§ Task description
Reproduce every line in the listing that contains the word "document".

[Stored items from a collection]
========================================

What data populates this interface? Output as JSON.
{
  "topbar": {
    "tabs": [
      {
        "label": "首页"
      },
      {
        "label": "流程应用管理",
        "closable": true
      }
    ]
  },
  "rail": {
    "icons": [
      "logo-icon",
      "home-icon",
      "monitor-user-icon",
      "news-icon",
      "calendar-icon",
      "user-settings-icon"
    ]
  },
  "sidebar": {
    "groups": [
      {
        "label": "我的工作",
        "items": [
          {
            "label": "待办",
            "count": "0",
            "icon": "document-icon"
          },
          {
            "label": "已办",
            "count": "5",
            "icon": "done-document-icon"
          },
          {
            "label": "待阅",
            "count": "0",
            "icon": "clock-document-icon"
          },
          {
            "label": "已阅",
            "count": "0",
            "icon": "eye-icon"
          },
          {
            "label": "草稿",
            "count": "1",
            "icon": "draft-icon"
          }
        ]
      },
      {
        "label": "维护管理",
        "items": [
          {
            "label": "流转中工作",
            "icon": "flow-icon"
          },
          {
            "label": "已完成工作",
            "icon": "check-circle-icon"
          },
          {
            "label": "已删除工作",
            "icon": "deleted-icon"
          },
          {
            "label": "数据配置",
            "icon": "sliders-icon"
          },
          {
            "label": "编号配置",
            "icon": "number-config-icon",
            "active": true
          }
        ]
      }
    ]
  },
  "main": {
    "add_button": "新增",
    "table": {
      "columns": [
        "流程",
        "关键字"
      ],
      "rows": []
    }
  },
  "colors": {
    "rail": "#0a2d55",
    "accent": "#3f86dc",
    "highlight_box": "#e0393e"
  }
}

========================================

§ The reply
            "icon": "document-icon"
            "icon": "done-document-icon"
            "icon": "clock-document-icon"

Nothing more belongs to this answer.